— START TASK DATA —

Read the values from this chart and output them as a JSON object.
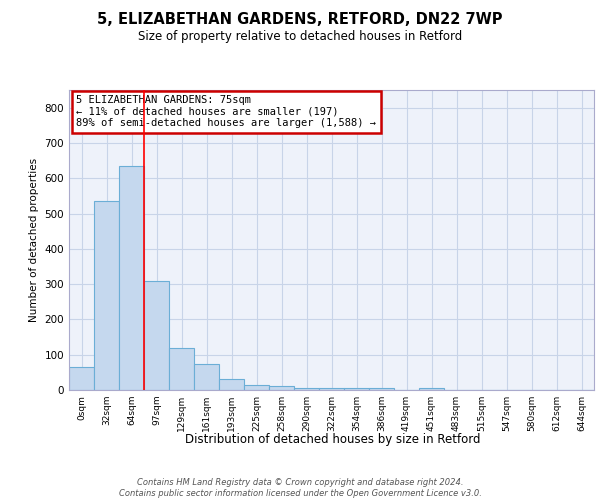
{
  "title1": "5, ELIZABETHAN GARDENS, RETFORD, DN22 7WP",
  "title2": "Size of property relative to detached houses in Retford",
  "xlabel": "Distribution of detached houses by size in Retford",
  "ylabel": "Number of detached properties",
  "bar_labels": [
    "0sqm",
    "32sqm",
    "64sqm",
    "97sqm",
    "129sqm",
    "161sqm",
    "193sqm",
    "225sqm",
    "258sqm",
    "290sqm",
    "322sqm",
    "354sqm",
    "386sqm",
    "419sqm",
    "451sqm",
    "483sqm",
    "515sqm",
    "547sqm",
    "580sqm",
    "612sqm",
    "644sqm"
  ],
  "bar_heights": [
    65,
    535,
    635,
    310,
    120,
    75,
    30,
    15,
    10,
    5,
    5,
    5,
    5,
    0,
    5,
    0,
    0,
    0,
    0,
    0,
    0
  ],
  "bar_color": "#c5d8ee",
  "bar_edge_color": "#6baed6",
  "ylim": [
    0,
    850
  ],
  "yticks": [
    0,
    100,
    200,
    300,
    400,
    500,
    600,
    700,
    800
  ],
  "red_line_x": 2.5,
  "annotation_text": "5 ELIZABETHAN GARDENS: 75sqm\n← 11% of detached houses are smaller (197)\n89% of semi-detached houses are larger (1,588) →",
  "annotation_box_color": "#cc0000",
  "footer1": "Contains HM Land Registry data © Crown copyright and database right 2024.",
  "footer2": "Contains public sector information licensed under the Open Government Licence v3.0.",
  "background_color": "#ffffff",
  "grid_color": "#c8d4e8",
  "ax_bg_color": "#eef2fa"
}
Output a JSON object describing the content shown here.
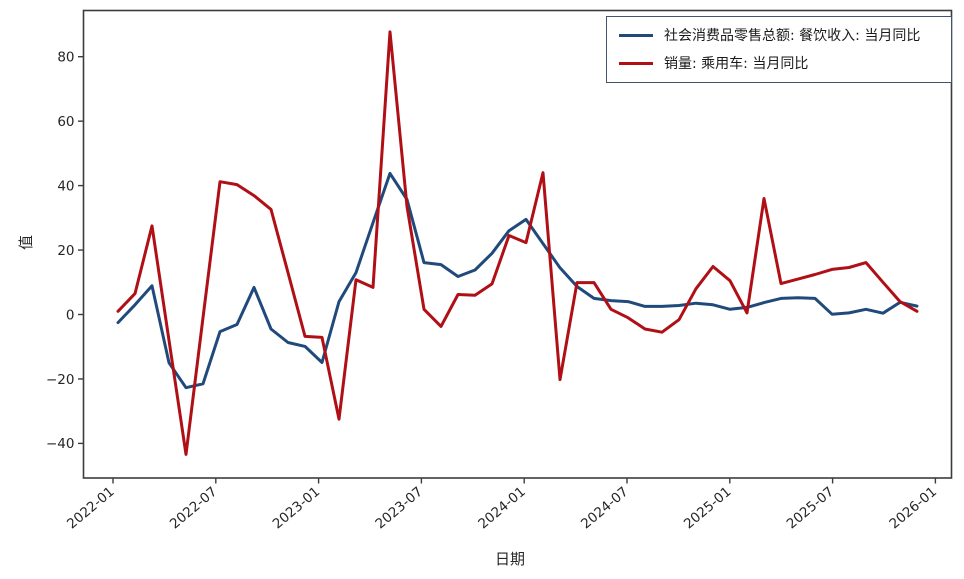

— END TASK DATA —

- _DESCRIPTION OF THE TASK_: Pull out all lines from the entries above that include the word "houses".

- _REPLY_:
  "title2": "Size of property relative to detached houses in Retford",
  "xlabel": "Distribution of detached houses by size in Retford",
  "annotation_text": "5 ELIZABETHAN GARDENS: 75sqm\n← 11% of detached houses are smaller (197)\n89% of semi-detached houses are larger (1,588) →",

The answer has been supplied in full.